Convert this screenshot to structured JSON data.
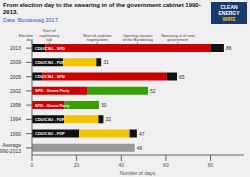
{
  "chart_data": {
    "type": "bar",
    "orientation": "horizontal",
    "stacked": true,
    "grid": false,
    "title": "From election day to the swearing in of the government cabinet 1990-2013.",
    "subtitle": "Data: Bundestag 2017.",
    "xlabel": "Number of days.",
    "categories": [
      "2013",
      "2009",
      "2005",
      "2002",
      "1998",
      "1994",
      "1990",
      "Average\n1990-2013"
    ],
    "values": [
      86,
      31,
      65,
      52,
      30,
      32,
      47,
      46
    ],
    "bar_labels": [
      "CDU/CSU - SPD",
      "CDU/CSU - FDP",
      "CDU/CSU - SPD",
      "SPD - Green Party",
      "SPD - Green Party",
      "CDU/CSU - FDP",
      "CDU/CSU - FDP",
      null
    ],
    "series": [
      {
        "values": [
          6.02,
          13.95,
          4.55,
          24.96,
          14.4,
          14.4,
          21.15,
          46
        ],
        "colors": [
          "#111111",
          "#111111",
          "#111111",
          "#cc0000",
          "#cc0000",
          "#111111",
          "#111111",
          "#999999"
        ]
      },
      {
        "values": [
          73.96,
          14.88,
          55.9,
          27.04,
          15.6,
          15.36,
          22.56,
          null
        ],
        "colors": [
          "#cc0000",
          "#f5c400",
          "#cc0000",
          "#3a9e00",
          "#3a9e00",
          "#f5c400",
          "#f5c400",
          null
        ]
      },
      {
        "values": [
          6.02,
          2.17,
          4.55,
          null,
          null,
          2.24,
          3.29,
          null
        ],
        "colors": [
          "#111111",
          "#111111",
          "#111111",
          null,
          null,
          "#111111",
          "#111111",
          null
        ]
      }
    ],
    "annotations": [
      {
        "x": 0,
        "text": "Election\nday"
      },
      {
        "x": 7.74,
        "text": "Start of\nexploratory\ntalk"
      },
      {
        "x": 29.24,
        "text": "Start of coalition\nnegotiations"
      },
      {
        "x": 47.3,
        "text": "Opening session\nof the Bundestag"
      },
      {
        "x": 65.36,
        "text": "Swearing in of new\ngovernment"
      }
    ],
    "xlim": [
      0,
      95
    ],
    "xticks": [
      0,
      20,
      40,
      60,
      80
    ],
    "background_color": "#f0f0f0",
    "title_color": "#111111",
    "subtitle_color": "#3355bb",
    "logo_text": [
      "CLEAN",
      "ENERGY",
      "WIRE"
    ]
  }
}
++++++++++
• _Instructions to follow_
From the listing, extract all text exactly as given and drop any picture.

• _Expected output_
Convert this screenshot to structured JSON data.
{
  "chart_data": {
    "type": "bar",
    "orientation": "horizontal",
    "stacked": true,
    "grid": false,
    "title": "From election day to the swearing in of the government cabinet 1990-2013.",
    "subtitle": "Data: Bundestag 2017.",
    "xlabel": "Number of days.",
    "categories": [
      "2013",
      "2009",
      "2005",
      "2002",
      "1998",
      "1994",
      "1990",
      "Average\n1990-2013"
    ],
    "values": [
      86,
      31,
      65,
      52,
      30,
      32,
      47,
      46
    ],
    "bar_labels": [
      "CDU/CSU - SPD",
      "CDU/CSU - FDP",
      "CDU/CSU - SPD",
      "SPD - Green Party",
      "SPD - Green Party",
      "CDU/CSU - FDP",
      "CDU/CSU - FDP",
      null
    ],
    "series": [
      {
        "values": [
          6.02,
          13.95,
          4.55,
          24.96,
          14.4,
          14.4,
          21.15,
          46
        ],
        "colors": [
          "#111111",
          "#111111",
          "#111111",
          "#cc0000",
          "#cc0000",
          "#111111",
          "#111111",
          "#999999"
        ]
      },
      {
        "values": [
          73.96,
          14.88,
          55.9,
          27.04,
          15.6,
          15.36,
          22.56,
          null
        ],
        "colors": [
          "#cc0000",
          "#f5c400",
          "#cc0000",
          "#3a9e00",
          "#3a9e00",
          "#f5c400",
          "#f5c400",
          null
        ]
      },
      {
        "values": [
          6.02,
          2.17,
          4.55,
          null,
          null,
          2.24,
          3.29,
          null
        ],
        "colors": [
          "#111111",
          "#111111",
          "#111111",
          null,
          null,
          "#111111",
          "#111111",
          null
        ]
      }
    ],
    "annotations": [
      {
        "x": 0,
        "text": "Election\nday"
      },
      {
        "x": 7.74,
        "text": "Start of\nexploratory\ntalk"
      },
      {
        "x": 29.24,
        "text": "Start of coalition\nnegotiations"
      },
      {
        "x": 47.3,
        "text": "Opening session\nof the Bundestag"
      },
      {
        "x": 65.36,
        "text": "Swearing in of new\ngovernment"
      }
    ],
    "xlim": [
      0,
      95
    ],
    "xticks": [
      0,
      20,
      40,
      60,
      80
    ],
    "background_color": "#f0f0f0",
    "title_color": "#111111",
    "subtitle_color": "#3355bb",
    "logo_text": [
      "CLEAN",
      "ENERGY",
      "WIRE"
    ]
  }
}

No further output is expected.